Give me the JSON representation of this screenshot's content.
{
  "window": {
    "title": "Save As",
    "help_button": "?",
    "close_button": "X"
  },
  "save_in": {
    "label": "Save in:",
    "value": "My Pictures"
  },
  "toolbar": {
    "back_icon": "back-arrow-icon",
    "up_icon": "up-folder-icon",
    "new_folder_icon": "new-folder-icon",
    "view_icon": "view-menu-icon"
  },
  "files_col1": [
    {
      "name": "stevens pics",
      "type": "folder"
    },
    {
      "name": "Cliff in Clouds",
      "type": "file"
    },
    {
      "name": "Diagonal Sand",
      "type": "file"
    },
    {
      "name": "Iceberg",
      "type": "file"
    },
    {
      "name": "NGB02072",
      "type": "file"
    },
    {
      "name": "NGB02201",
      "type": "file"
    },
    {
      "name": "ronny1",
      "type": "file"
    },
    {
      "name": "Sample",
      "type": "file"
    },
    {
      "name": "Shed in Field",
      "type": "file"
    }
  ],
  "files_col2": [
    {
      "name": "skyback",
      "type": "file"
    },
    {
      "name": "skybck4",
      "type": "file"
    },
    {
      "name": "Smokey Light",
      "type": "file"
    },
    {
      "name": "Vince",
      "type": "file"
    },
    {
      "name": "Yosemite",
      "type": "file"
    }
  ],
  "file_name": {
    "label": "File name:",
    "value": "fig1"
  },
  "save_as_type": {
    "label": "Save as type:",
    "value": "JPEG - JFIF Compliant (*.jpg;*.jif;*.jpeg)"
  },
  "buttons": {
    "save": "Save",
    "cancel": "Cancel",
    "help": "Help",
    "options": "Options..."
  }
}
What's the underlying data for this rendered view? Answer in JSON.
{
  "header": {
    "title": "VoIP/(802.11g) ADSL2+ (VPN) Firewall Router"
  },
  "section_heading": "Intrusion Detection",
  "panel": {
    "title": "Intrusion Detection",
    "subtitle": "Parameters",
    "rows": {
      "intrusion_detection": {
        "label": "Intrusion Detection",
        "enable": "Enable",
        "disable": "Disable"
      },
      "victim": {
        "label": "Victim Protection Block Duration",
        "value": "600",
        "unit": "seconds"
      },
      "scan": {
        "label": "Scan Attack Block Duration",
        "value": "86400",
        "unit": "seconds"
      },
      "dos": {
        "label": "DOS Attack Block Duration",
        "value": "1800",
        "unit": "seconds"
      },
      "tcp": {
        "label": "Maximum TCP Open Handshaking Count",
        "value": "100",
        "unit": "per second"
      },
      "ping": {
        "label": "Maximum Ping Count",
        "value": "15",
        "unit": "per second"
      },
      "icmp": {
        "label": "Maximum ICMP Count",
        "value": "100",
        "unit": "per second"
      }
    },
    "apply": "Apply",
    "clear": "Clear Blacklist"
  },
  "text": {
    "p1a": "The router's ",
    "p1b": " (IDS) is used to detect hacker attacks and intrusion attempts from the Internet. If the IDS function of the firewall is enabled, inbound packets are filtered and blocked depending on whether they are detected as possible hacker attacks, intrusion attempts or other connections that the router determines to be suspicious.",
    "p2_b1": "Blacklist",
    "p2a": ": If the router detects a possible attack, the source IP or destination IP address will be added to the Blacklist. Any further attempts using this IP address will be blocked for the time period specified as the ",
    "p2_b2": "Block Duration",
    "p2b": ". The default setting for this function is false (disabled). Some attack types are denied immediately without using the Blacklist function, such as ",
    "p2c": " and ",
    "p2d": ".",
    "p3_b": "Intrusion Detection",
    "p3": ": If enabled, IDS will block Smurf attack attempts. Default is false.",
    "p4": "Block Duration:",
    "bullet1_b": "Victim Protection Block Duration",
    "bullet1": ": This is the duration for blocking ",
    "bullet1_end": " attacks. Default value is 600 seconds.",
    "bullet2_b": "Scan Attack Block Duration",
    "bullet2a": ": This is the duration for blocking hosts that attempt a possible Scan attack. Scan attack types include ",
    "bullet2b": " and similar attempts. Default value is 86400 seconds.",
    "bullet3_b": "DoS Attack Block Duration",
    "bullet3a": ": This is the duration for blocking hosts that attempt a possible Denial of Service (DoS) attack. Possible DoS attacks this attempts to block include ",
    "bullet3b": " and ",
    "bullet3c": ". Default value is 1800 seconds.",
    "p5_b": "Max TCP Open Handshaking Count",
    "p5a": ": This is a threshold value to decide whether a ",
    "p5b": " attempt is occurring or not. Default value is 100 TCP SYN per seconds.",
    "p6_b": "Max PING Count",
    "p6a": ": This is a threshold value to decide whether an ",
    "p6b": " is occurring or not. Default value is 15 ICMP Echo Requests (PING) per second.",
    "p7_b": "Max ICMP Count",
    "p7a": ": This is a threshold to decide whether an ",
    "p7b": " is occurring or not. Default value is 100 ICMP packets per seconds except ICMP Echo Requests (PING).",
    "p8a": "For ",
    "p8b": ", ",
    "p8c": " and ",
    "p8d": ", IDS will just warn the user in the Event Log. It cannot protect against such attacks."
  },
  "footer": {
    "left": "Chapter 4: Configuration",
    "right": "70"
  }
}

- - -

→ **INSTRUCTION**
Only lines that contain the word "include" are wanted; copy each of them.

→ **THE ANSWER**
    "bullet2a": ": This is the duration for blocking hosts that attempt a possible Scan attack. Scan attack types include ",
    "bullet3a": ": This is the duration for blocking hosts that attempt a possible Denial of Service (DoS) attack. Possible DoS attacks this attempts to block include ",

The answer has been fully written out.